* [Task details]
Skip the pictures. Transcribe the rest of the data below without changing a word.

* [Stored rows]
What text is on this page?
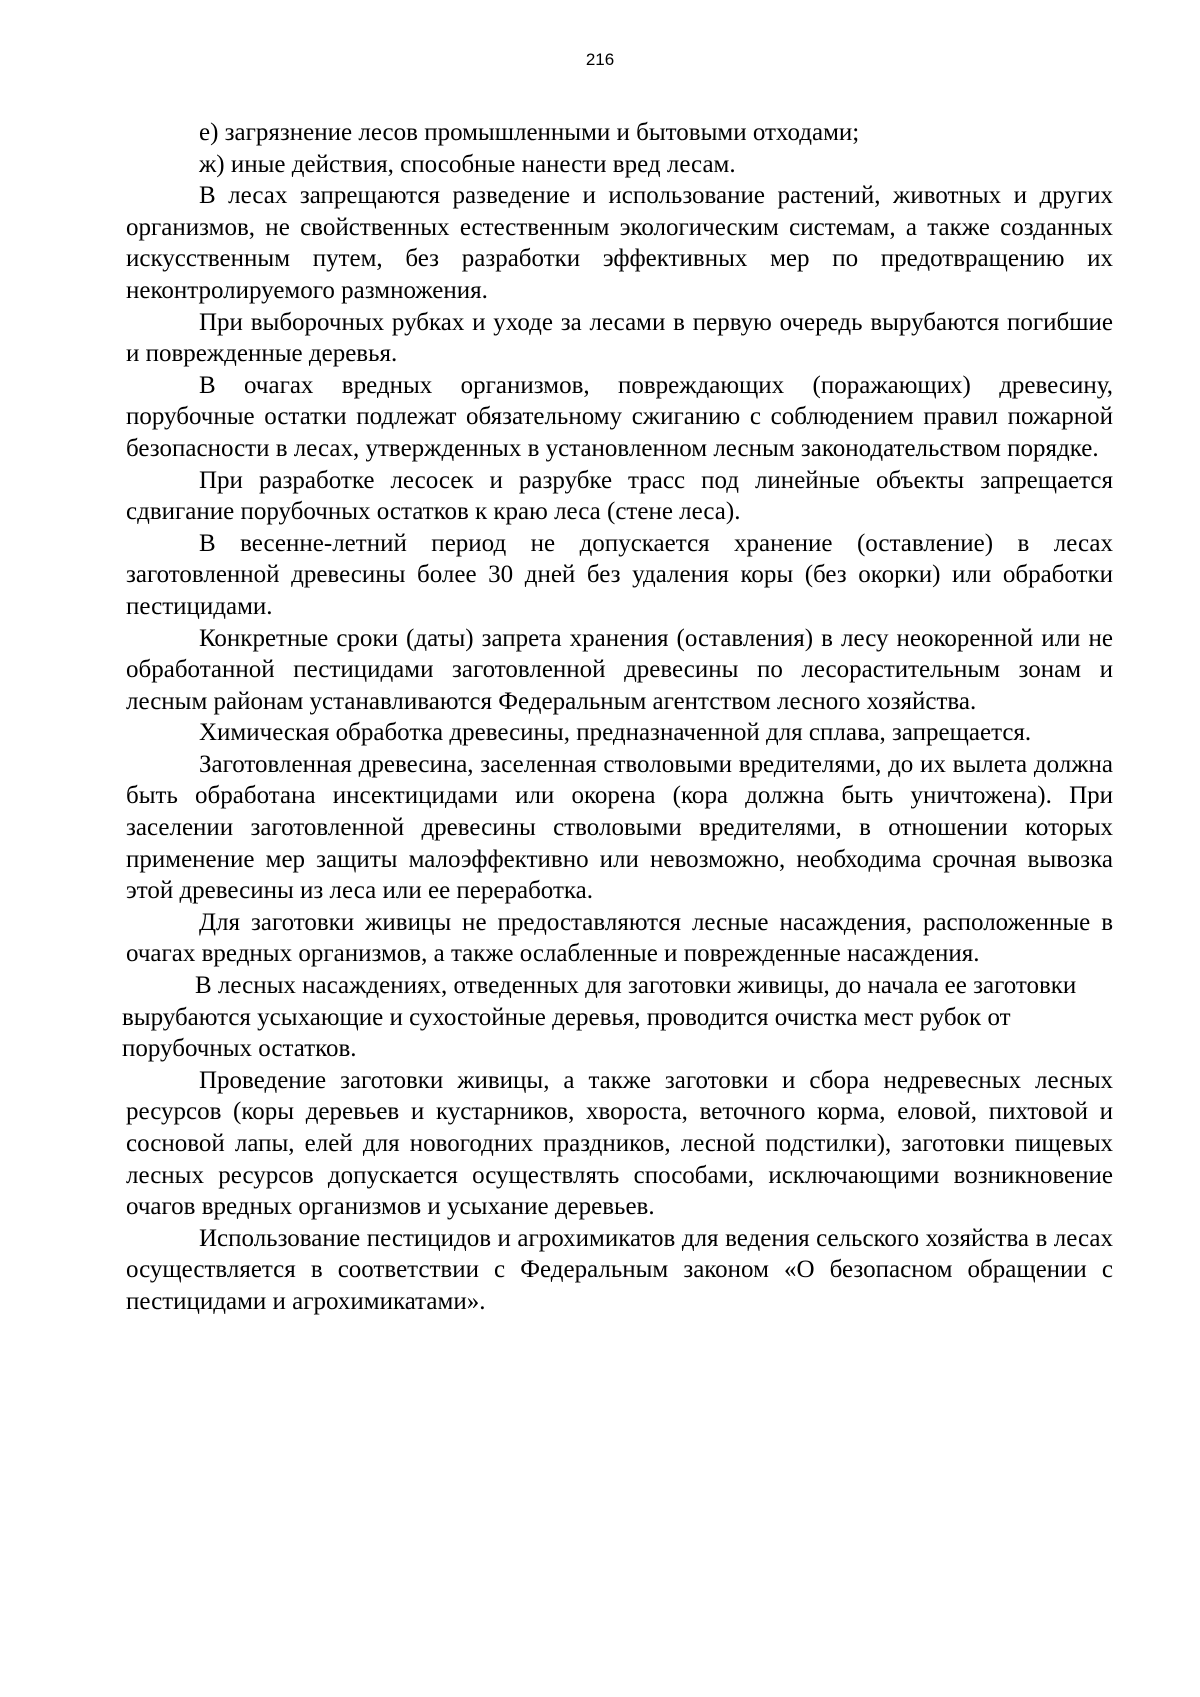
216

е) загрязнение лесов промышленными и бытовыми отходами;

ж) иные действия, способные нанести вред лесам.

В лесах запрещаются разведение и использование растений, животных и других организмов, не свойственных естественным экологическим системам, а также созданных искусственным путем, без разработки эффективных мер по предотвращению их неконтролируемого размножения.

При выборочных рубках и уходе за лесами в первую очередь вырубаются погибшие и поврежденные деревья.

В очагах вредных организмов, повреждающих (поражающих) древесину, порубочные остатки подлежат обязательному сжиганию с соблюдением правил пожарной безопасности в лесах, утвержденных в установленном лесным законодательством порядке.

При разработке лесосек и разрубке трасс под линейные объекты запрещается сдвигание порубочных остатков к краю леса (стене леса).

В весенне-летний период не допускается хранение (оставление) в лесах заготовленной древесины более 30 дней без удаления коры (без окорки) или обработки пестицидами.

Конкретные сроки (даты) запрета хранения (оставления) в лесу неокоренной или не обработанной пестицидами заготовленной древесины по лесорастительным зонам и лесным районам устанавливаются Федеральным агентством лесного хозяйства.

Химическая обработка древесины, предназначенной для сплава, запрещается.

Заготовленная древесина, заселенная стволовыми вредителями, до их вылета должна быть обработана инсектицидами или окорена (кора должна быть уничтожена). При заселении заготовленной древесины стволовыми вредителями, в отношении которых применение мер защиты малоэффективно или невозможно, необходима срочная вывозка этой древесины из леса или ее переработка.

Для заготовки живицы не предоставляются лесные насаждения, расположенные в очагах вредных организмов, а также ослабленные и поврежденные насаждения.

В лесных насаждениях, отведенных для заготовки живицы, до начала ее заготовки вырубаются усыхающие и сухостойные деревья, проводится очистка мест рубок от порубочных остатков.

Проведение заготовки живицы, а также заготовки и сбора недревесных лесных ресурсов (коры деревьев и кустарников, хвороста, веточного корма, еловой, пихтовой и сосновой лапы, елей для новогодних праздников, лесной подстилки), заготовки пищевых лесных ресурсов допускается осуществлять способами, исключающими возникновение очагов вредных организмов и усыхание деревьев.

Использование пестицидов и агрохимикатов для ведения сельского хозяйства в лесах осуществляется в соответствии с Федеральным законом «О безопасном обращении с пестицидами и агрохимикатами».
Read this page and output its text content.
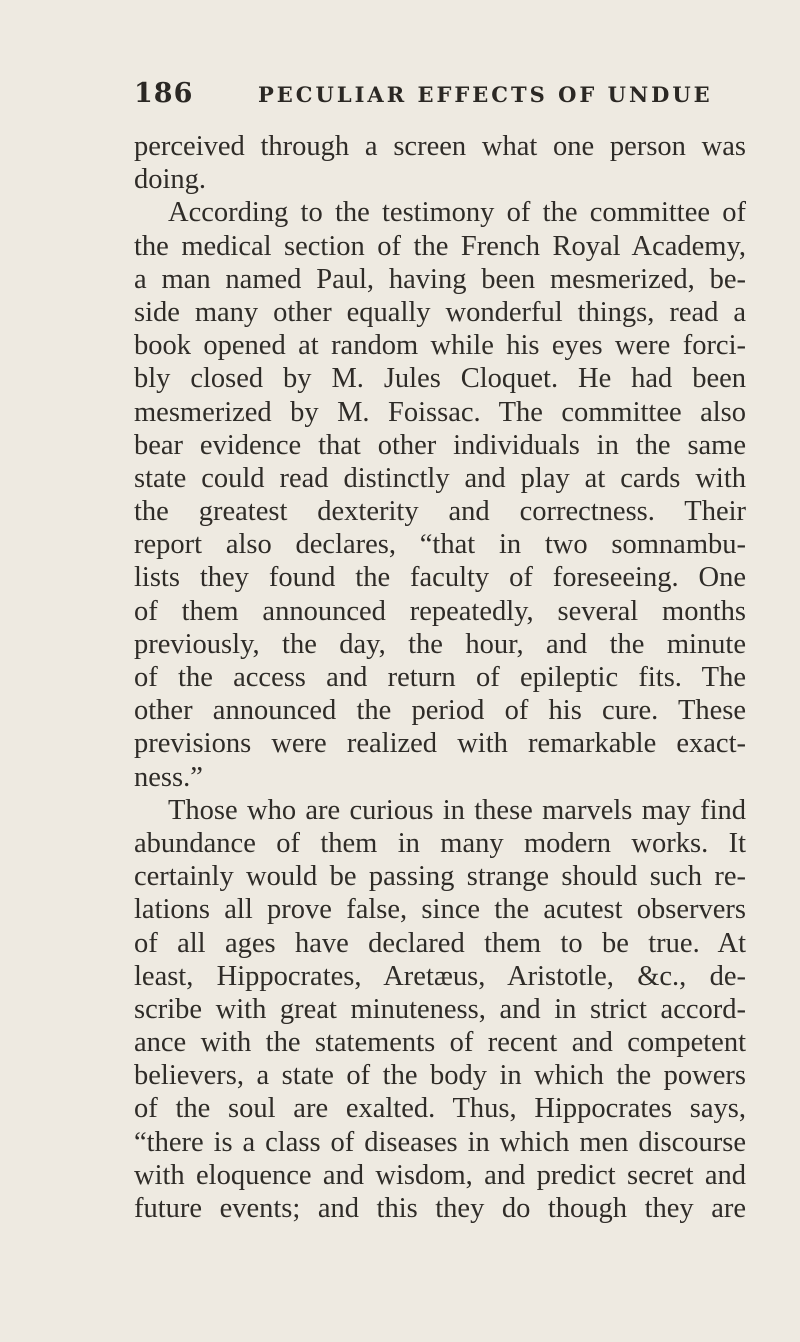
186	PECULIAR EFFECTS OF UNDUE
perceived through a screen what one person was
doing.
According to the testimony of the committee of
the medical section of the French Royal Academy,
a man named Paul, having been mesmerized, be-
side many other equally wonderful things, read a
book opened at random while his eyes were forci-
bly closed by M. Jules Cloquet. He had been
mesmerized by M. Foissac. The committee also
bear evidence that other individuals in the same
state could read distinctly and play at cards with
the greatest dexterity and correctness. Their
report also declares, “that in two somnambu-
lists they found the faculty of foreseeing. One
of them announced repeatedly, several months
previously, the day, the hour, and the minute
of the access and return of epileptic fits. The
other announced the period of his cure. These
previsions were realized with remarkable exact-
ness.”
Those who are curious in these marvels may find
abundance of them in many modern works. It
certainly would be passing strange should such re-
lations all prove false, since the acutest observers
of all ages have declared them to be true. At
least, Hippocrates, Aretæus, Aristotle, &c., de-
scribe with great minuteness, and in strict accord-
ance with the statements of recent and competent
believers, a state of the body in which the powers
of the soul are exalted. Thus, Hippocrates says,
“there is a class of diseases in which men discourse
with eloquence and wisdom, and predict secret and
future events; and this they do though they are
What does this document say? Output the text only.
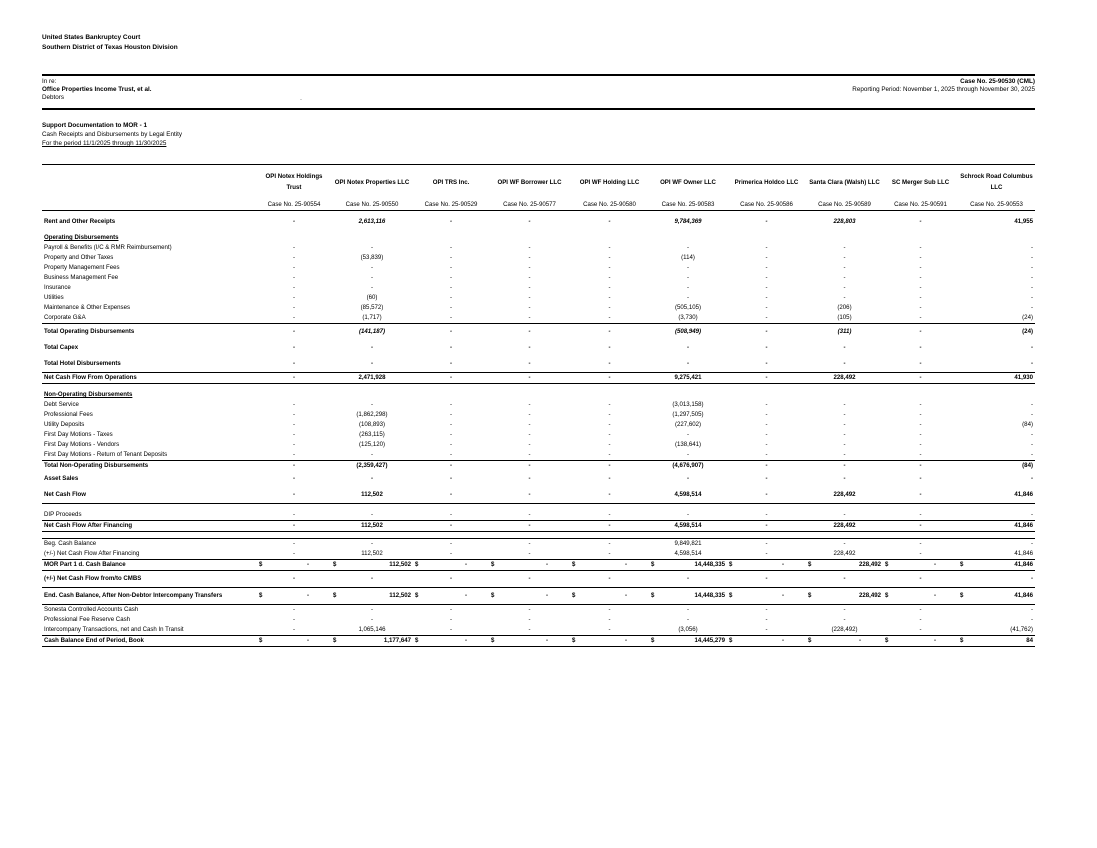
United States Bankruptcy Court
Southern District of Texas Houston Division
In re:
Office Properties Income Trust, et al.
Debtors
Case No. 25-90530 (CML)
Reporting Period: November 1, 2025 through November 30, 2025
·
Support Documentation to MOR - 1
Cash Receipts and Disbursements by Legal Entity
For the period 11/1/2025 through 11/30/2025
	OPI Notex Holdings Trust	OPI Notex Properties LLC	OPI TRS Inc.	OPI WF Borrower LLC	OPI WF Holding LLC	OPI WF Owner LLC	Primerica Holdco LLC	Santa Clara (Walsh) LLC	SC Merger Sub LLC	Schrock Road Columbus LLC
	Case No. 25-90554	Case No. 25-90550	Case No. 25-90529	Case No. 25-90577	Case No. 25-90580	Case No. 25-90583	Case No. 25-90586	Case No. 25-90589	Case No. 25-90591	Case No. 25-90553

Rent and Other Receipts	-	2,613,116	-	-	-	9,784,369	-	228,803	-	41,955

Operating Disbursements										
Payroll & Benefits (I/C & RMR Reimbursement)	-	-	-	-	-	-	-	-	-	-
Property and Other Taxes	-	(53,839)	-	-	-	(114)	-	-	-	-
Property Management Fees	-	-	-	-	-	-	-	-	-	-
Business Management Fee	-	-	-	-	-	-	-	-	-	-
Insurance	-	-	-	-	-	-	-	-	-	-
Utilities	-	(60)	-	-	-	-	-	-	-	-
Maintenance & Other Expenses	-	(85,572)	-	-	-	(505,105)	-	(206)	-	-
Corporate G&A	-	(1,717)	-	-	-	(3,730)	-	(105)	-	(24)
Total Operating Disbursements	-	(141,187)	-	-	-	(508,949)	-	(311)	-	(24)
Total Capex	-	-	-	-	-	-	-	-	-	-
Total Hotel Disbursements	-	-	-	-	-	-	-	-	-	-
Net Cash Flow From Operations	-	2,471,928	-	-	-	9,275,421	-	228,492	-	41,930

Non-Operating Disbursements										
Debt Service	-	-	-	-	-	(3,013,158)	-	-	-	-
Professional Fees	-	(1,862,298)	-	-	-	(1,297,505)	-	-	-	-
Utility Deposits	-	(108,893)	-	-	-	(227,602)	-	-	-	(84)
First Day Motions - Taxes	-	(263,115)	-	-	-	-	-	-	-	-
First Day Motions - Vendors	-	(125,120)	-	-	-	(138,641)	-	-	-	-
First Day Motions - Return of Tenant Deposits	-	-	-	-	-	-	-	-	-	-
Total Non-Operating Disbursements	-	(2,359,427)	-	-	-	(4,676,907)	-	-	-	(84)
Asset Sales	-	-	-	-	-	-	-	-	-	-
Net Cash Flow	-	112,502	-	-	-	4,598,514	-	228,492	-	41,846

DIP Proceeds	-	-	-	-	-	-	-	-	-	-
Net Cash Flow After Financing	-	112,502	-	-	-	4,598,514	-	228,492	-	41,846

Beg. Cash Balance	-	-	-	-	-	9,849,821	-	-	-	-
(+/-) Net Cash Flow After Financing	-	112,502	-	-	-	4,598,514	-	228,492	-	41,846
MOR Part 1 d. Cash Balance	$ -	$ 112,502	$ -	$ -	$ -	$ 14,448,335	$ -	$ 228,492	$ -	$ 41,846

(+/-) Net Cash Flow from/to CMBS	-	-	-	-	-	-	-	-	-	-
End. Cash Balance, After Non-Debtor Intercompany Transfers	$ -	$ 112,502	$ -	$ -	$ -	$ 14,448,335	$ -	$ 228,492	$ -	$ 41,846

Sonesta Controlled Accounts Cash	-	-	-	-	-	-	-	-	-	-
Professional Fee Reserve Cash	-	-	-	-	-	-	-	-	-	-
Intercompany Transactions, net and Cash In Transit	-	1,065,146	-	-	-	(3,056)	-	(228,492)	-	(41,762)
Cash Balance End of Period, Book	$ -	$ 1,177,647	$ -	$ -	$ -	$ 14,445,279	$ -	$ -	$ -	$ 84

* [Answer to the task]
What text is on this page?
216

е) загрязнение лесов промышленными и бытовыми отходами;

ж) иные действия, способные нанести вред лесам.

В лесах запрещаются разведение и использование растений, животных и других организмов, не свойственных естественным экологическим системам, а также созданных искусственным путем, без разработки эффективных мер по предотвращению их неконтролируемого размножения.

При выборочных рубках и уходе за лесами в первую очередь вырубаются погибшие и поврежденные деревья.

В очагах вредных организмов, повреждающих (поражающих) древесину, порубочные остатки подлежат обязательному сжиганию с соблюдением правил пожарной безопасности в лесах, утвержденных в установленном лесным законодательством порядке.

При разработке лесосек и разрубке трасс под линейные объекты запрещается сдвигание порубочных остатков к краю леса (стене леса).

В весенне-летний период не допускается хранение (оставление) в лесах заготовленной древесины более 30 дней без удаления коры (без окорки) или обработки пестицидами.

Конкретные сроки (даты) запрета хранения (оставления) в лесу неокоренной или не обработанной пестицидами заготовленной древесины по лесорастительным зонам и лесным районам устанавливаются Федеральным агентством лесного хозяйства.

Химическая обработка древесины, предназначенной для сплава, запрещается.

Заготовленная древесина, заселенная стволовыми вредителями, до их вылета должна быть обработана инсектицидами или окорена (кора должна быть уничтожена). При заселении заготовленной древесины стволовыми вредителями, в отношении которых применение мер защиты малоэффективно или невозможно, необходима срочная вывозка этой древесины из леса или ее переработка.

Для заготовки живицы не предоставляются лесные насаждения, расположенные в очагах вредных организмов, а также ослабленные и поврежденные насаждения.

В лесных насаждениях, отведенных для заготовки живицы, до начала ее заготовки вырубаются усыхающие и сухостойные деревья, проводится очистка мест рубок от порубочных остатков.

Проведение заготовки живицы, а также заготовки и сбора недревесных лесных ресурсов (коры деревьев и кустарников, хвороста, веточного корма, еловой, пихтовой и сосновой лапы, елей для новогодних праздников, лесной подстилки), заготовки пищевых лесных ресурсов допускается осуществлять способами, исключающими возникновение очагов вредных организмов и усыхание деревьев.

Использование пестицидов и агрохимикатов для ведения сельского хозяйства в лесах осуществляется в соответствии с Федеральным законом «О безопасном обращении с пестицидами и агрохимикатами».
Read this page and output its text content.
186	PECULIAR EFFECTS OF UNDUE
perceived through a screen what one person was
doing.
According to the testimony of the committee of
the medical section of the French Royal Academy,
a man named Paul, having been mesmerized, be-
side many other equally wonderful things, read a
book opened at random while his eyes were forci-
bly closed by M. Jules Cloquet. He had been
mesmerized by M. Foissac. The committee also
bear evidence that other individuals in the same
state could read distinctly and play at cards with
the greatest dexterity and correctness. Their
report also declares, “that in two somnambu-
lists they found the faculty of foreseeing. One
of them announced repeatedly, several months
previously, the day, the hour, and the minute
of the access and return of epileptic fits. The
other announced the period of his cure. These
previsions were realized with remarkable exact-
ness.”
Those who are curious in these marvels may find
abundance of them in many modern works. It
certainly would be passing strange should such re-
lations all prove false, since the acutest observers
of all ages have declared them to be true. At
least, Hippocrates, Aretæus, Aristotle, &c., de-
scribe with great minuteness, and in strict accord-
ance with the statements of recent and competent
believers, a state of the body in which the powers
of the soul are exalted. Thus, Hippocrates says,
“there is a class of diseases in which men discourse
with eloquence and wisdom, and predict secret and
future events; and this they do though they are
What does this document say? Output the text only.
United States Bankruptcy Court
Southern District of Texas Houston Division
In re:
Office Properties Income Trust, et al.
Debtors
Case No. 25-90530 (CML)
Reporting Period: November 1, 2025 through November 30, 2025
·
Support Documentation to MOR - 1
Cash Receipts and Disbursements by Legal Entity
For the period 11/1/2025 through 11/30/2025
	OPI Notex Holdings Trust	OPI Notex Properties LLC	OPI TRS Inc.	OPI WF Borrower LLC	OPI WF Holding LLC	OPI WF Owner LLC	Primerica Holdco LLC	Santa Clara (Walsh) LLC	SC Merger Sub LLC	Schrock Road Columbus LLC
	Case No. 25-90554	Case No. 25-90550	Case No. 25-90529	Case No. 25-90577	Case No. 25-90580	Case No. 25-90583	Case No. 25-90586	Case No. 25-90589	Case No. 25-90591	Case No. 25-90553

Rent and Other Receipts	-	2,613,116	-	-	-	9,784,369	-	228,803	-	41,955

Operating Disbursements										
Payroll & Benefits (I/C & RMR Reimbursement)	-	-	-	-	-	-	-	-	-	-
Property and Other Taxes	-	(53,839)	-	-	-	(114)	-	-	-	-
Property Management Fees	-	-	-	-	-	-	-	-	-	-
Business Management Fee	-	-	-	-	-	-	-	-	-	-
Insurance	-	-	-	-	-	-	-	-	-	-
Utilities	-	(60)	-	-	-	-	-	-	-	-
Maintenance & Other Expenses	-	(85,572)	-	-	-	(505,105)	-	(206)	-	-
Corporate G&A	-	(1,717)	-	-	-	(3,730)	-	(105)	-	(24)
Total Operating Disbursements	-	(141,187)	-	-	-	(508,949)	-	(311)	-	(24)
Total Capex	-	-	-	-	-	-	-	-	-	-
Total Hotel Disbursements	-	-	-	-	-	-	-	-	-	-
Net Cash Flow From Operations	-	2,471,928	-	-	-	9,275,421	-	228,492	-	41,930

Non-Operating Disbursements										
Debt Service	-	-	-	-	-	(3,013,158)	-	-	-	-
Professional Fees	-	(1,862,298)	-	-	-	(1,297,505)	-	-	-	-
Utility Deposits	-	(108,893)	-	-	-	(227,602)	-	-	-	(84)
First Day Motions - Taxes	-	(263,115)	-	-	-	-	-	-	-	-
First Day Motions - Vendors	-	(125,120)	-	-	-	(138,641)	-	-	-	-
First Day Motions - Return of Tenant Deposits	-	-	-	-	-	-	-	-	-	-
Total Non-Operating Disbursements	-	(2,359,427)	-	-	-	(4,676,907)	-	-	-	(84)
Asset Sales	-	-	-	-	-	-	-	-	-	-
Net Cash Flow	-	112,502	-	-	-	4,598,514	-	228,492	-	41,846

DIP Proceeds	-	-	-	-	-	-	-	-	-	-
Net Cash Flow After Financing	-	112,502	-	-	-	4,598,514	-	228,492	-	41,846

Beg. Cash Balance	-	-	-	-	-	9,849,821	-	-	-	-
(+/-) Net Cash Flow After Financing	-	112,502	-	-	-	4,598,514	-	228,492	-	41,846
MOR Part 1 d. Cash Balance	$ -	$ 112,502	$ -	$ -	$ -	$ 14,448,335	$ -	$ 228,492	$ -	$ 41,846

(+/-) Net Cash Flow from/to CMBS	-	-	-	-	-	-	-	-	-	-
End. Cash Balance, After Non-Debtor Intercompany Transfers	$ -	$ 112,502	$ -	$ -	$ -	$ 14,448,335	$ -	$ 228,492	$ -	$ 41,846

Sonesta Controlled Accounts Cash	-	-	-	-	-	-	-	-	-	-
Professional Fee Reserve Cash	-	-	-	-	-	-	-	-	-	-
Intercompany Transactions, net and Cash In Transit	-	1,065,146	-	-	-	(3,056)	-	(228,492)	-	(41,762)
Cash Balance End of Period, Book	$ -	$ 1,177,647	$ -	$ -	$ -	$ 14,445,279	$ -	$ -	$ -	$ 84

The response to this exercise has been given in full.